> **Data for this task**:
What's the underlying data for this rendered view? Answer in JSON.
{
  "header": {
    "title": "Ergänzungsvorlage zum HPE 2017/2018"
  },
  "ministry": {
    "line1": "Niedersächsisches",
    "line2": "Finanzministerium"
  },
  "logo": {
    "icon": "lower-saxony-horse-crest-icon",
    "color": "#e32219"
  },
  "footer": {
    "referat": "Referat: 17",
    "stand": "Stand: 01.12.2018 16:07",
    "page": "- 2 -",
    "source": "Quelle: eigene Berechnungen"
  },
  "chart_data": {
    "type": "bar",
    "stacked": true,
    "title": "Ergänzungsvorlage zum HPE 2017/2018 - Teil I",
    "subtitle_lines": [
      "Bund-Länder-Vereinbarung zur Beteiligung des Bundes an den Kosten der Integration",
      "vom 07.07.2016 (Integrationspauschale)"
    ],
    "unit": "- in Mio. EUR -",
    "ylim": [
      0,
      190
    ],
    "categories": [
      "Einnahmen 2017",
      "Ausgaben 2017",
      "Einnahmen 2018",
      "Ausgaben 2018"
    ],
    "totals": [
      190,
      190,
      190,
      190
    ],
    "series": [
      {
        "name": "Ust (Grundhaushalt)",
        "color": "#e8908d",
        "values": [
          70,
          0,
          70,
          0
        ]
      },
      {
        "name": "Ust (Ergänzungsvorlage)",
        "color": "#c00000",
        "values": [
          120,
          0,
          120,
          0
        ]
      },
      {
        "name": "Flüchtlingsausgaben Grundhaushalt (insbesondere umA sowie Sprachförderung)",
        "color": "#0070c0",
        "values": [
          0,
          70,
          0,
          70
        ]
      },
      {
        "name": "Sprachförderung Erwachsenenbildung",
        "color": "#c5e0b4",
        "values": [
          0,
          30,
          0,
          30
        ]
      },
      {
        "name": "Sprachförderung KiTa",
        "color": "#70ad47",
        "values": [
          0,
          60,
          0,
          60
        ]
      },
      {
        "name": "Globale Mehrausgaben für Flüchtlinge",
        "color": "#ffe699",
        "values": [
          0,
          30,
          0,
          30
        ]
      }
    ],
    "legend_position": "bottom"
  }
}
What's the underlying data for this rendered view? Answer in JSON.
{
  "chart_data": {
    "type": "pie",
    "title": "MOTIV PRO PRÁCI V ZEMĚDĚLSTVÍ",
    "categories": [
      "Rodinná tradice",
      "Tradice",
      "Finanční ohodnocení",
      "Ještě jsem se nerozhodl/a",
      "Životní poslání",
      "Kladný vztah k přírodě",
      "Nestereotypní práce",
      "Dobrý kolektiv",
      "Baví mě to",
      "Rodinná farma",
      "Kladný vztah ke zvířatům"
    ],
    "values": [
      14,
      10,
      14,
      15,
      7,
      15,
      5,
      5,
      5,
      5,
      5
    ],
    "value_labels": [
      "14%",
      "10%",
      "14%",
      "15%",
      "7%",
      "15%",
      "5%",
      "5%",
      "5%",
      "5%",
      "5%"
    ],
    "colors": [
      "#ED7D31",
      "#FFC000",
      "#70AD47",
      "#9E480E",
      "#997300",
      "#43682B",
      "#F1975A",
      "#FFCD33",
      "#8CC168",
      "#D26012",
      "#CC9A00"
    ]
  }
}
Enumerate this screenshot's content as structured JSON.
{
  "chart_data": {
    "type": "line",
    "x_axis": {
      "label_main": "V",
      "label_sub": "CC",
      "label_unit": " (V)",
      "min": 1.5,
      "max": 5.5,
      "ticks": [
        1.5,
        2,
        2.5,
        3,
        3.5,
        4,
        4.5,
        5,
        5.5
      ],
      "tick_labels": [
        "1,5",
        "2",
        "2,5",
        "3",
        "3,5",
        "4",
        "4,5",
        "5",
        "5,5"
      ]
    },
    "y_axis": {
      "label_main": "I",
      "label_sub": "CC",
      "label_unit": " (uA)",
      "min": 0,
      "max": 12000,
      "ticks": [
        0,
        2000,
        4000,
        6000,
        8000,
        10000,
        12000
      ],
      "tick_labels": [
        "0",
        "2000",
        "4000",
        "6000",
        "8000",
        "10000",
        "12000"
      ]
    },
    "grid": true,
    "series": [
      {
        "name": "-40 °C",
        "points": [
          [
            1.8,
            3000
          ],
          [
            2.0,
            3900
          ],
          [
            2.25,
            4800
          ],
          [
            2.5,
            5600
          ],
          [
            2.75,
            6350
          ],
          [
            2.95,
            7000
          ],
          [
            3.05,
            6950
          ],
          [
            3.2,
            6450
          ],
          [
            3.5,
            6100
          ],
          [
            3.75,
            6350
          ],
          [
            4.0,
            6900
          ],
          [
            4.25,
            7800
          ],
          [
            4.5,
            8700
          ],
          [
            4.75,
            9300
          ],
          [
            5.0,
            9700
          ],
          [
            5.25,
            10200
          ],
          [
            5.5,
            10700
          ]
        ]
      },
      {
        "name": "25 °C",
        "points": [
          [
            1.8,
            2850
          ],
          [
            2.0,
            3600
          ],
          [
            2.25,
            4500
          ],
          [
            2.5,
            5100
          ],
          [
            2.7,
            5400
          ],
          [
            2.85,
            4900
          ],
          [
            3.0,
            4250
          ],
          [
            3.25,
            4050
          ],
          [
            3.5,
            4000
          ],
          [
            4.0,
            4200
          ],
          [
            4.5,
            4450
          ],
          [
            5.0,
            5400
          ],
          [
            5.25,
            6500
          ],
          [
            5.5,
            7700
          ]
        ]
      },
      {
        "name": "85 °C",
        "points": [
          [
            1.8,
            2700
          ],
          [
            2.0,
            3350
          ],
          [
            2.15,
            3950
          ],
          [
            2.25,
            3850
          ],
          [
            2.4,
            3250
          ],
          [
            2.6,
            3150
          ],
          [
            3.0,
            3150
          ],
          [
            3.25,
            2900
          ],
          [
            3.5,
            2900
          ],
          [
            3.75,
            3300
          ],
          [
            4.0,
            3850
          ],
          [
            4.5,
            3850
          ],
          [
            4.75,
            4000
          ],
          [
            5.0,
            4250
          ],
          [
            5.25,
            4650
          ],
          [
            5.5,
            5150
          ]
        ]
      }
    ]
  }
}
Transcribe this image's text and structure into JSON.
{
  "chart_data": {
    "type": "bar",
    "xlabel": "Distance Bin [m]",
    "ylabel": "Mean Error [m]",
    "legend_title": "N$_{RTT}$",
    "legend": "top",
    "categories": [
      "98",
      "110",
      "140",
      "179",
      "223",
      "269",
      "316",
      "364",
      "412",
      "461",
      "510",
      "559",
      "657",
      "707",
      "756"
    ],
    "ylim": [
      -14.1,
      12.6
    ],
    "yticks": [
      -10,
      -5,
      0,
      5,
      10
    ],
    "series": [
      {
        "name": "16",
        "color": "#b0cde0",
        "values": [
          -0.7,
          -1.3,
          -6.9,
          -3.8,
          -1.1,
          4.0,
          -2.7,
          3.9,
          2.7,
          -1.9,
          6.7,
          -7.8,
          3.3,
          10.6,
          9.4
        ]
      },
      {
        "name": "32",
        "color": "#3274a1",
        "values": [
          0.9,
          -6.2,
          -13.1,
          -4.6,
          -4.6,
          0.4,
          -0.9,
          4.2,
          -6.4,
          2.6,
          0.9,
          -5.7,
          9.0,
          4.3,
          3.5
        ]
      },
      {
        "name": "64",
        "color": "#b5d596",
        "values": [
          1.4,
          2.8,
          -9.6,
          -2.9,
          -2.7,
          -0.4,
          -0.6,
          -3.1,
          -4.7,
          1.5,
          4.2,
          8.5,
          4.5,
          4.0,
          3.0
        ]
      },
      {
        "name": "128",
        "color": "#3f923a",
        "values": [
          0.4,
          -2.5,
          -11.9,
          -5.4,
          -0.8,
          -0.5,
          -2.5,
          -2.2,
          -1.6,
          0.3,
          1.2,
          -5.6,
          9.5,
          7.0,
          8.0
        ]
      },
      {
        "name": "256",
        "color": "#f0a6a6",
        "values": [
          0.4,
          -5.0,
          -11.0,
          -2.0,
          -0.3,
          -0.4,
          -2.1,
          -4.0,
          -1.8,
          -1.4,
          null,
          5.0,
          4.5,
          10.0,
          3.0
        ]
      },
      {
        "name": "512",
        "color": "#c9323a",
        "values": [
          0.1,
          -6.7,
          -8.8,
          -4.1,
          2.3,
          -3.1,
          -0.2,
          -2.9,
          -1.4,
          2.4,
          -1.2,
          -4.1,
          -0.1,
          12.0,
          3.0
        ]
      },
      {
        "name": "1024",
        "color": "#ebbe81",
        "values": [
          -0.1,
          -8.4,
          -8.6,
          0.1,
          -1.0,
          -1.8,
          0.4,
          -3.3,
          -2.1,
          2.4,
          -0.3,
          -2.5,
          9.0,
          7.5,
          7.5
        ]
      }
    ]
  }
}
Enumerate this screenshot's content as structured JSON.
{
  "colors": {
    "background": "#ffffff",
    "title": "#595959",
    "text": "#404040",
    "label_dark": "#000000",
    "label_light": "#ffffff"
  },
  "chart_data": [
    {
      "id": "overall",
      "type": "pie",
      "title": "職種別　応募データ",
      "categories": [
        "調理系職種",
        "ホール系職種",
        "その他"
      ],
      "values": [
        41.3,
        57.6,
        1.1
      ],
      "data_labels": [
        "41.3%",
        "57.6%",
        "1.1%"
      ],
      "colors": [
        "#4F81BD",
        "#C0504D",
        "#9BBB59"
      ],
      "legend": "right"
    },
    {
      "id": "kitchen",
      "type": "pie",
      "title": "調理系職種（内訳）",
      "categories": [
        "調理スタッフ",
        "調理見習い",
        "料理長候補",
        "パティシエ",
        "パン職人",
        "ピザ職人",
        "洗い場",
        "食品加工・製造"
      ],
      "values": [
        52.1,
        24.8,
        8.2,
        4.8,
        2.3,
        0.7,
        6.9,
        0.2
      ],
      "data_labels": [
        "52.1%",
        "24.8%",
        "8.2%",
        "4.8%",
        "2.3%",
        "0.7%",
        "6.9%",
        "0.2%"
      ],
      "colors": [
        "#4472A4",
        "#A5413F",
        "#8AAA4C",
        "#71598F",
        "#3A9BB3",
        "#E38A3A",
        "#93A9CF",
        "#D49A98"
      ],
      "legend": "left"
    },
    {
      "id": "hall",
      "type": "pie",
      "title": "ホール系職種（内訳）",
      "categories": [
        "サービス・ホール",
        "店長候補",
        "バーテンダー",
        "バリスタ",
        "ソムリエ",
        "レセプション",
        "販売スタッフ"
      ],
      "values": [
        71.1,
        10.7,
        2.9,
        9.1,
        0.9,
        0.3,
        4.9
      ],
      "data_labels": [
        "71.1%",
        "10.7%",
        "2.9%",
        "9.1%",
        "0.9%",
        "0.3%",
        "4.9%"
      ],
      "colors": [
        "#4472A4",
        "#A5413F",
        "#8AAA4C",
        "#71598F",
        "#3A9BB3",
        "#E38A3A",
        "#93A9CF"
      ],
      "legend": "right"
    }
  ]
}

> **Problem statement**: Identify and copy all lines with the word "Sprachförderung".

> **Expected answer**:
        "name": "Flüchtlingsausgaben Grundhaushalt (insbesondere umA sowie Sprachförderung)",
        "name": "Sprachförderung Erwachsenenbildung",
        "name": "Sprachförderung KiTa",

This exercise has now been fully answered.